Short task: Type out all the records word for word. Any pictures are to be left out.

Dataset excerpts:
..........

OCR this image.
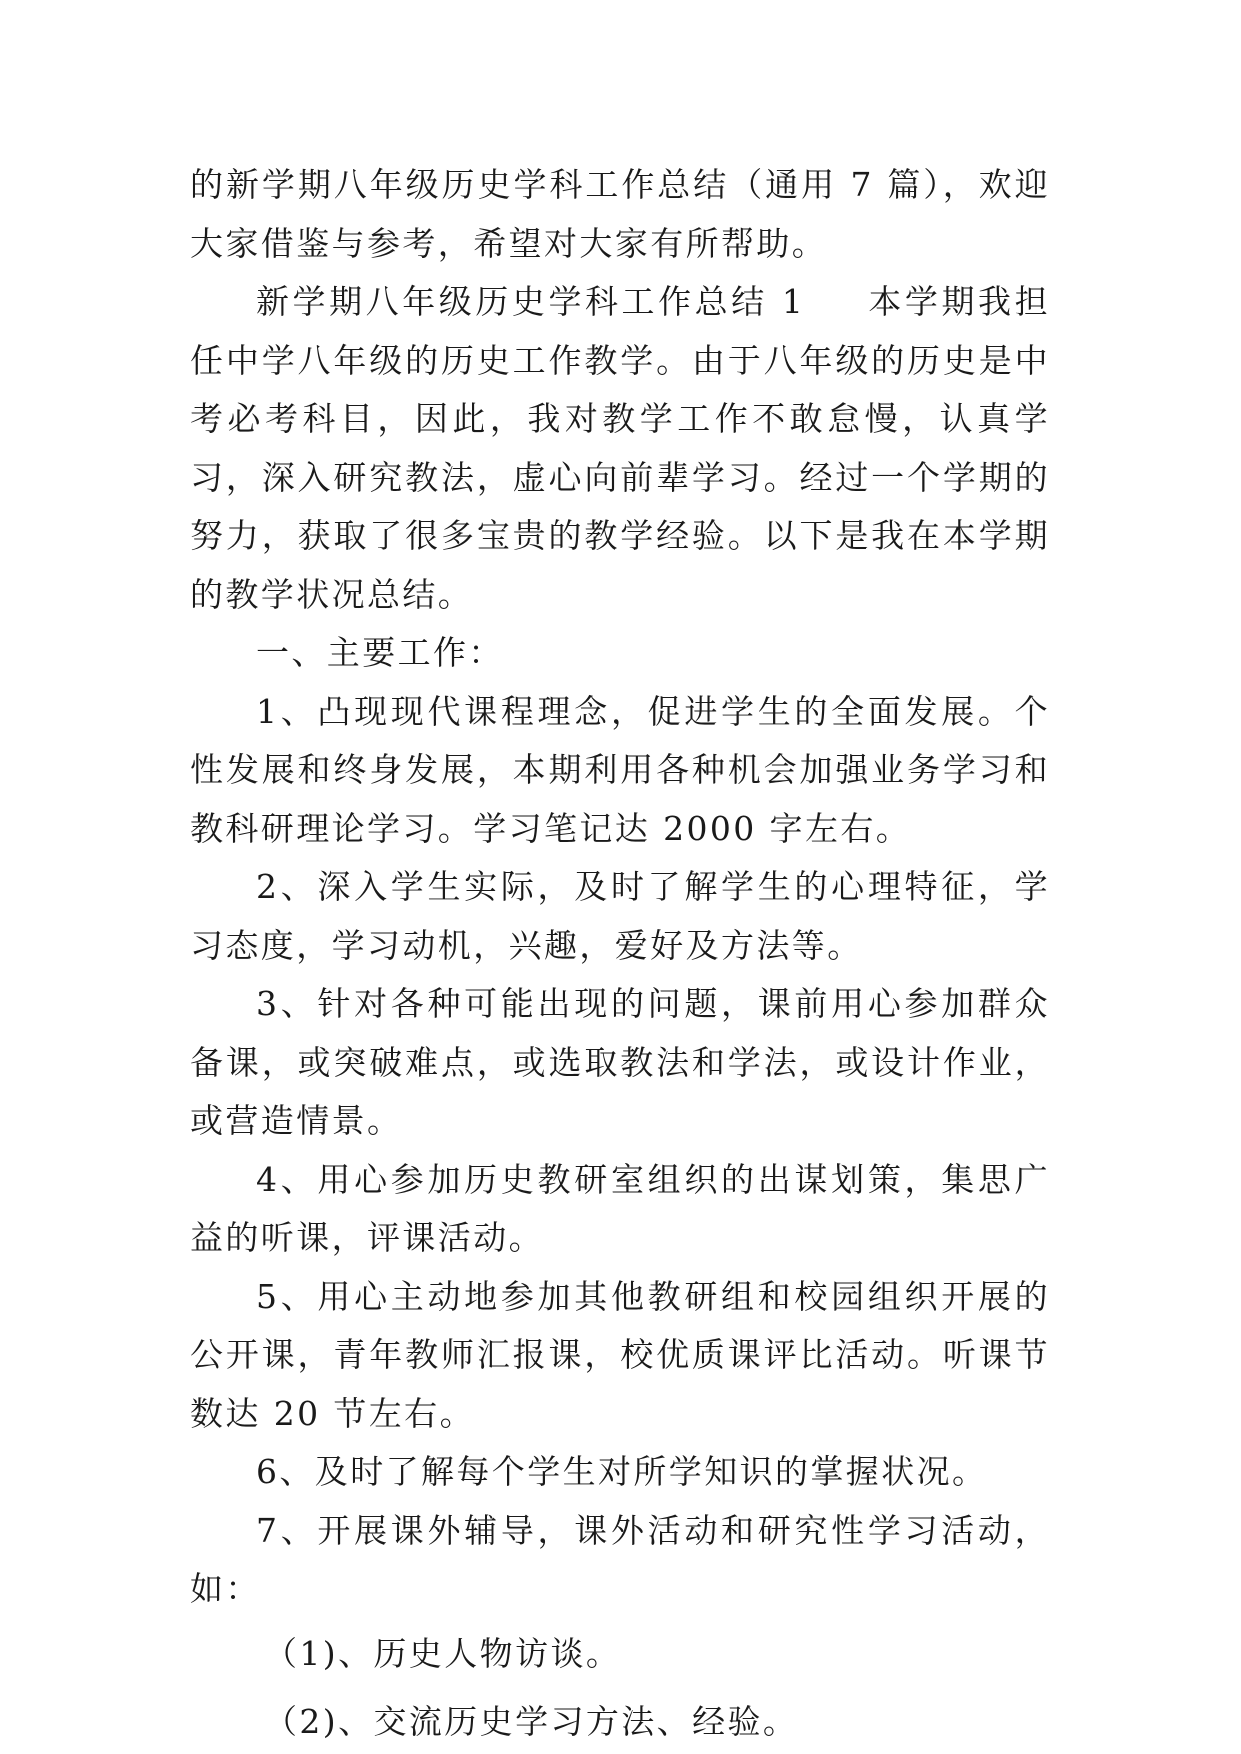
的新学期八年级历史学科工作总结（通用 7 篇），欢迎大家借鉴与参考，希望对大家有所帮助。

新学期八年级历史学科工作总结 1 本学期我担任中学八年级的历史工作教学。由于八年级的历史是中考必考科目，因此，我对教学工作不敢怠慢，认真学习，深入研究教法，虚心向前辈学习。经过一个学期的努力，获取了很多宝贵的教学经验。以下是我在本学期的教学状况总结。

一、主要工作：

1、凸现现代课程理念，促进学生的全面发展。个性发展和终身发展，本期利用各种机会加强业务学习和教科研理论学习。学习笔记达 2000 字左右。

2、深入学生实际，及时了解学生的心理特征，学习态度，学习动机，兴趣，爱好及方法等。

3、针对各种可能出现的问题，课前用心参加群众备课，或突破难点，或选取教法和学法，或设计作业，或营造情景。

4、用心参加历史教研室组织的出谋划策，集思广益的听课，评课活动。

5、用心主动地参加其他教研组和校园组织开展的公开课，青年教师汇报课，校优质课评比活动。听课节数达 20 节左右。

6、及时了解每个学生对所学知识的掌握状况。

7、开展课外辅导，课外活动和研究性学习活动，如：

（1)、历史人物访谈。

（2)、交流历史学习方法、经验。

..........

Reply:
OCR this image.
的新学期八年级历史学科工作总结（通用 7 篇），欢迎大家借鉴与参考，希望对大家有所帮助。

新学期八年级历史学科工作总结 1 本学期我担任中学八年级的历史工作教学。由于八年级的历史是中考必考科目，因此，我对教学工作不敢怠慢，认真学习，深入研究教法，虚心向前辈学习。经过一个学期的努力，获取了很多宝贵的教学经验。以下是我在本学期的教学状况总结。

一、主要工作：

1、凸现现代课程理念，促进学生的全面发展。个性发展和终身发展，本期利用各种机会加强业务学习和教科研理论学习。学习笔记达 2000 字左右。

2、深入学生实际，及时了解学生的心理特征，学习态度，学习动机，兴趣，爱好及方法等。

3、针对各种可能出现的问题，课前用心参加群众备课，或突破难点，或选取教法和学法，或设计作业，或营造情景。

4、用心参加历史教研室组织的出谋划策，集思广益的听课，评课活动。

5、用心主动地参加其他教研组和校园组织开展的公开课，青年教师汇报课，校优质课评比活动。听课节数达 20 节左右。

6、及时了解每个学生对所学知识的掌握状况。

7、开展课外辅导，课外活动和研究性学习活动，如：

（1)、历史人物访谈。

（2)、交流历史学习方法、经验。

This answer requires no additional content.